## Instructions for the task
Give only the count of lines containing "JSON".

## Supplied entries
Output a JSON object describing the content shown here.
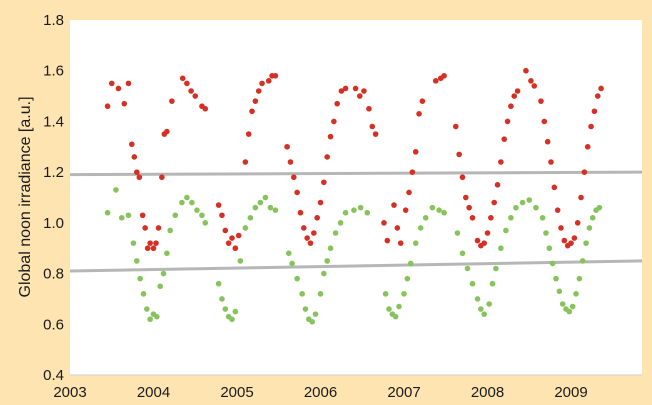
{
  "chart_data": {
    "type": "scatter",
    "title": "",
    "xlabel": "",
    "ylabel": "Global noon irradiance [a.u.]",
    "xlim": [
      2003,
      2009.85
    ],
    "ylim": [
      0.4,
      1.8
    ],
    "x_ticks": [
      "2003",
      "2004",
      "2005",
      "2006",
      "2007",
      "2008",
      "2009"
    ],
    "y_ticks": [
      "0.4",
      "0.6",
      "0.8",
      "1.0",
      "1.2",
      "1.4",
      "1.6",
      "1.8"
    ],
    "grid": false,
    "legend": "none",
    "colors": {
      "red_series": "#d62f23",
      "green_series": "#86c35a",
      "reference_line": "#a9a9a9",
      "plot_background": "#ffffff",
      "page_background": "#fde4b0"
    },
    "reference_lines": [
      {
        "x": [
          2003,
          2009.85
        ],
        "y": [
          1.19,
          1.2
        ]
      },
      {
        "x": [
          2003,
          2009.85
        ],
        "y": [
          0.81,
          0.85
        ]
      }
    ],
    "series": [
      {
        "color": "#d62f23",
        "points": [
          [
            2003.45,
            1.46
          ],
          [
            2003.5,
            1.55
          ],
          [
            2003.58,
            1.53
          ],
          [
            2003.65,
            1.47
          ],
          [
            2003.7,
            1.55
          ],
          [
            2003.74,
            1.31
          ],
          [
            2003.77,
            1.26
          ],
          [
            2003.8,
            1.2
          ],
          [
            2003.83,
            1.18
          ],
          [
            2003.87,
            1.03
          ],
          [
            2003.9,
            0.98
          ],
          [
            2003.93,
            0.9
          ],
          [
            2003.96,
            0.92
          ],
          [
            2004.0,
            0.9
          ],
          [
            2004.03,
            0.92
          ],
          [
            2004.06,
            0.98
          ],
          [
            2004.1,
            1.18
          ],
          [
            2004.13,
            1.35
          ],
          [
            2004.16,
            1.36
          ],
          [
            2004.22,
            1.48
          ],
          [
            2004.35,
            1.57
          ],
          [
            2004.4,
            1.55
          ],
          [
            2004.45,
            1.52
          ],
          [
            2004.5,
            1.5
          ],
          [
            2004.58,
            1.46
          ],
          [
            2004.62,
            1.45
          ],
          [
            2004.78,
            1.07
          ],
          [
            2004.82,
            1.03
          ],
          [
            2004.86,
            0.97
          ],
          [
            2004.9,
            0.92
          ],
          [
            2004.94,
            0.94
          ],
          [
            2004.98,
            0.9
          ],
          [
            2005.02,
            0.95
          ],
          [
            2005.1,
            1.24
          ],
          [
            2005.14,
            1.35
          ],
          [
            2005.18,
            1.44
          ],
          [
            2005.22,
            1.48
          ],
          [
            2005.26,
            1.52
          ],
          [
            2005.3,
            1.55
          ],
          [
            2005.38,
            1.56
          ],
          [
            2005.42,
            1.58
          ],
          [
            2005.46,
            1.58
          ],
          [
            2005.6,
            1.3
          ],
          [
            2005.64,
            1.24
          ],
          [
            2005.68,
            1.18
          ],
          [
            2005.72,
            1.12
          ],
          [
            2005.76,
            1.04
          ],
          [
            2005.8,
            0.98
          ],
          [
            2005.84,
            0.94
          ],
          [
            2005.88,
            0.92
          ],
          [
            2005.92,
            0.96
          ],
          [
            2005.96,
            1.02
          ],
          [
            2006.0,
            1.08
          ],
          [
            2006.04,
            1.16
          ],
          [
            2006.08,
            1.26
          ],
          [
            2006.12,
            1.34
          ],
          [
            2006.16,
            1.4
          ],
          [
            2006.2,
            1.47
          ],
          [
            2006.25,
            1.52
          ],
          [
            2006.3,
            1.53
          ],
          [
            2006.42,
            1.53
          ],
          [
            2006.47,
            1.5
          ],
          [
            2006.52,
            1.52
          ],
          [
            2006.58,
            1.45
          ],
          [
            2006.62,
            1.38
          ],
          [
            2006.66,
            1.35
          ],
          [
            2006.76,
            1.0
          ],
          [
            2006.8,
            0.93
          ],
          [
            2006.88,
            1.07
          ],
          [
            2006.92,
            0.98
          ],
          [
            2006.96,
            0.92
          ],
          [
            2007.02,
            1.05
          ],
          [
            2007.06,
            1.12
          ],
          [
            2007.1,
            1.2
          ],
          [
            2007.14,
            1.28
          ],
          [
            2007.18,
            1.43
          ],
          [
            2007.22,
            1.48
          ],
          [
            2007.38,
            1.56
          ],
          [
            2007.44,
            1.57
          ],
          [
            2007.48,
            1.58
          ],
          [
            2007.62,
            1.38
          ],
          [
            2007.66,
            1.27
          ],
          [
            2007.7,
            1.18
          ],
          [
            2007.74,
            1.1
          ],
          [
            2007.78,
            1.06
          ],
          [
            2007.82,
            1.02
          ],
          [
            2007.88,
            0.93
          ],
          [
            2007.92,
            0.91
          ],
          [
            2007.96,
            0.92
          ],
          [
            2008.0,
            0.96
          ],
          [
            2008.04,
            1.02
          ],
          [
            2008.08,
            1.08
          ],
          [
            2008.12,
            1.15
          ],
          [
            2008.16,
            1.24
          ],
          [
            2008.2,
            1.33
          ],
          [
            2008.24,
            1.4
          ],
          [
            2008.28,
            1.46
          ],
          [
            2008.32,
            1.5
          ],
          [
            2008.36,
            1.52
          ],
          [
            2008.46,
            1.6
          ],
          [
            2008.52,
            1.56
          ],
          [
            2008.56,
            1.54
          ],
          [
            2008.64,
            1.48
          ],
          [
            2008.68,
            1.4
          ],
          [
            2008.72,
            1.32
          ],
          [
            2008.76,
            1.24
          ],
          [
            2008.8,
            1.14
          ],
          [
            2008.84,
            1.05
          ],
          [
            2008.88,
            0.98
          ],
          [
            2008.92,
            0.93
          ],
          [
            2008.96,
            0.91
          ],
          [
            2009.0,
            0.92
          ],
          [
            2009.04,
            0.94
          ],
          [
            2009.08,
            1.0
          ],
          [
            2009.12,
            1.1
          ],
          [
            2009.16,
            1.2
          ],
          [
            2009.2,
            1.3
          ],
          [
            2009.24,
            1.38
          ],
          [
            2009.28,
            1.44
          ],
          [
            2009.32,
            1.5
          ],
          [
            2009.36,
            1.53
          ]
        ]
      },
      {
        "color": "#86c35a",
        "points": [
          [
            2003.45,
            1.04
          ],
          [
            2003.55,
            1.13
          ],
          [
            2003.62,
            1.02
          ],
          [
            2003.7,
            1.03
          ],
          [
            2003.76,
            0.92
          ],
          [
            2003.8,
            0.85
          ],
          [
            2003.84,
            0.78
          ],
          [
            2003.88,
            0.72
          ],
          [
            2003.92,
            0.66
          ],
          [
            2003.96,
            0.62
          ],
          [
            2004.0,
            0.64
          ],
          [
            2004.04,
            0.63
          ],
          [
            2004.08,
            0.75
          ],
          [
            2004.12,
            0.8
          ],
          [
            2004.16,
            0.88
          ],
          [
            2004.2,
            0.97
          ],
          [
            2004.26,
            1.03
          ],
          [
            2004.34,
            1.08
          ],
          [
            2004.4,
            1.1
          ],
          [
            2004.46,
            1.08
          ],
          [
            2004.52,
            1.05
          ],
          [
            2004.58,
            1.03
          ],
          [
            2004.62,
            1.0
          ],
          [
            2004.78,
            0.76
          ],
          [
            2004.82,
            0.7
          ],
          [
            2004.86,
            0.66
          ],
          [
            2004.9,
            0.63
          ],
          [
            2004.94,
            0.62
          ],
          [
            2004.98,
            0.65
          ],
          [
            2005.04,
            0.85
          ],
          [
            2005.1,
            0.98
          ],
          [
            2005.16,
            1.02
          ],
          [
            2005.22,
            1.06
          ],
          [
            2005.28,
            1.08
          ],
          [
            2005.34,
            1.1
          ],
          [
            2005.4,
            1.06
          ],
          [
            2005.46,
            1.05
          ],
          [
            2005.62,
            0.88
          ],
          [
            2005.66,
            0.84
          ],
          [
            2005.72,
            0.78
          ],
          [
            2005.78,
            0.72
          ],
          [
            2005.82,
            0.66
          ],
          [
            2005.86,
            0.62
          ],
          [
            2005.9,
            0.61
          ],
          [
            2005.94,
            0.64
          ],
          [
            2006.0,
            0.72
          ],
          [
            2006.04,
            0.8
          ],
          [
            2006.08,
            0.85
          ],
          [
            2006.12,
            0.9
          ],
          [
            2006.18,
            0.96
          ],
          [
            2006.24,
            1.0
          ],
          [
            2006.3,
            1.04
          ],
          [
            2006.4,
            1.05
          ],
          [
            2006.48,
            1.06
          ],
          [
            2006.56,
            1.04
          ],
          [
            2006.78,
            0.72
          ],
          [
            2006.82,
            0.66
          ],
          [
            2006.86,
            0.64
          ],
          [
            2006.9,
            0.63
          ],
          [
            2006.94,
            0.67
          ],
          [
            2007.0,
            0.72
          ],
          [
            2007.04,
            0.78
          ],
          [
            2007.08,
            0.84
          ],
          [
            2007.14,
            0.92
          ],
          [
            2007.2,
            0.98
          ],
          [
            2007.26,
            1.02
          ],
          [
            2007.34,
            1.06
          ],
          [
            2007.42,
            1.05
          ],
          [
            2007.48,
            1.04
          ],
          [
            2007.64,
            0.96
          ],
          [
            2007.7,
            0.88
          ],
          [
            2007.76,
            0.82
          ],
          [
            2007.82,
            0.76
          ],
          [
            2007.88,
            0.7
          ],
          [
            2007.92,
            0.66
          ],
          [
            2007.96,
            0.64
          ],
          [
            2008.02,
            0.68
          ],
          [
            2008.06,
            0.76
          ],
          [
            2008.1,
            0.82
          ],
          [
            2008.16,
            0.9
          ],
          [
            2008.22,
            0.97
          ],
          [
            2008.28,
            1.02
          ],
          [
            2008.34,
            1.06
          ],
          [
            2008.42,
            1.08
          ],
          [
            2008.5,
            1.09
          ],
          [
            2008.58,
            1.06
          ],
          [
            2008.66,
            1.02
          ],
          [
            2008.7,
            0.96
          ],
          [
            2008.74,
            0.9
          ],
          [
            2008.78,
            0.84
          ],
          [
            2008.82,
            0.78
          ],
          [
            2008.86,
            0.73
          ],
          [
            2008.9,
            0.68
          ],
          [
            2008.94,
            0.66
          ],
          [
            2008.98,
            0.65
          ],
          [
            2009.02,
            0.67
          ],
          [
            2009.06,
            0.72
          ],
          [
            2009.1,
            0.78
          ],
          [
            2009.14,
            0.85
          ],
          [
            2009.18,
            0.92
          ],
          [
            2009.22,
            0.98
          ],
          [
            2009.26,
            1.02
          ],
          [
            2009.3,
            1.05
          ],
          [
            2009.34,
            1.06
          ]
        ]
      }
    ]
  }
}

* * *

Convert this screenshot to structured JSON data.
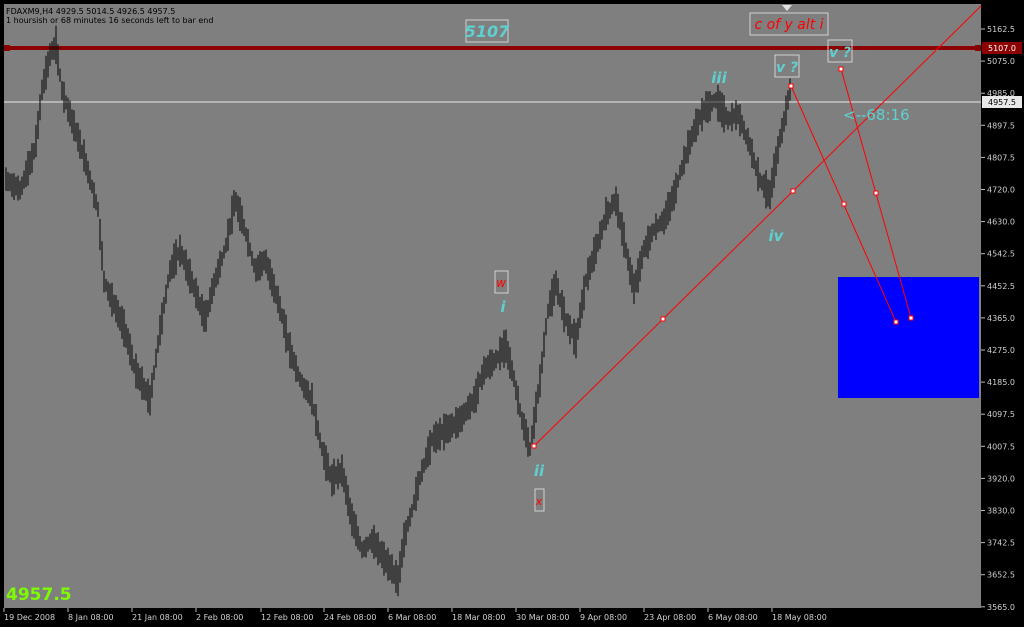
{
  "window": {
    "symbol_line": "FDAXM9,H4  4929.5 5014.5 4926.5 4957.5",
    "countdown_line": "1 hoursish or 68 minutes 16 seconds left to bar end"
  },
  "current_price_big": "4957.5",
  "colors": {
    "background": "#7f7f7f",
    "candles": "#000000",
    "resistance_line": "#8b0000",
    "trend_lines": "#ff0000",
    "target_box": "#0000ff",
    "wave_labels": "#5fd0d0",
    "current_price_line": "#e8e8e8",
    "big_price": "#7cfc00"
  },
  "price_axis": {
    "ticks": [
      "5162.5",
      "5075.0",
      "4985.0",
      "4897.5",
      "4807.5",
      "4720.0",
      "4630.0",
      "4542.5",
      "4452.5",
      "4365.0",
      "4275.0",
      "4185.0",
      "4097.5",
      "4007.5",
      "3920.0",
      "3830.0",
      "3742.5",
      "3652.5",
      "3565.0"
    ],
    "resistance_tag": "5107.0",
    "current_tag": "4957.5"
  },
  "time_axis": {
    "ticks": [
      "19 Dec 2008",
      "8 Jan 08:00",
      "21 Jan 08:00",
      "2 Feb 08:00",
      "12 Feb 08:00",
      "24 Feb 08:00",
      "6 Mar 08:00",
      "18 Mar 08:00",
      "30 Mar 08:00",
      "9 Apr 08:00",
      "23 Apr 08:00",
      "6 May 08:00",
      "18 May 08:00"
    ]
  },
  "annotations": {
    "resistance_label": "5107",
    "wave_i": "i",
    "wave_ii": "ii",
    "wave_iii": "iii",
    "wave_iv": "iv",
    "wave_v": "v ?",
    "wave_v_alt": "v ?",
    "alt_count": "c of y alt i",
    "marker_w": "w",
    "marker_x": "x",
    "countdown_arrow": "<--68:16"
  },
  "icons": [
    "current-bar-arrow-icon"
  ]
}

## Written response
2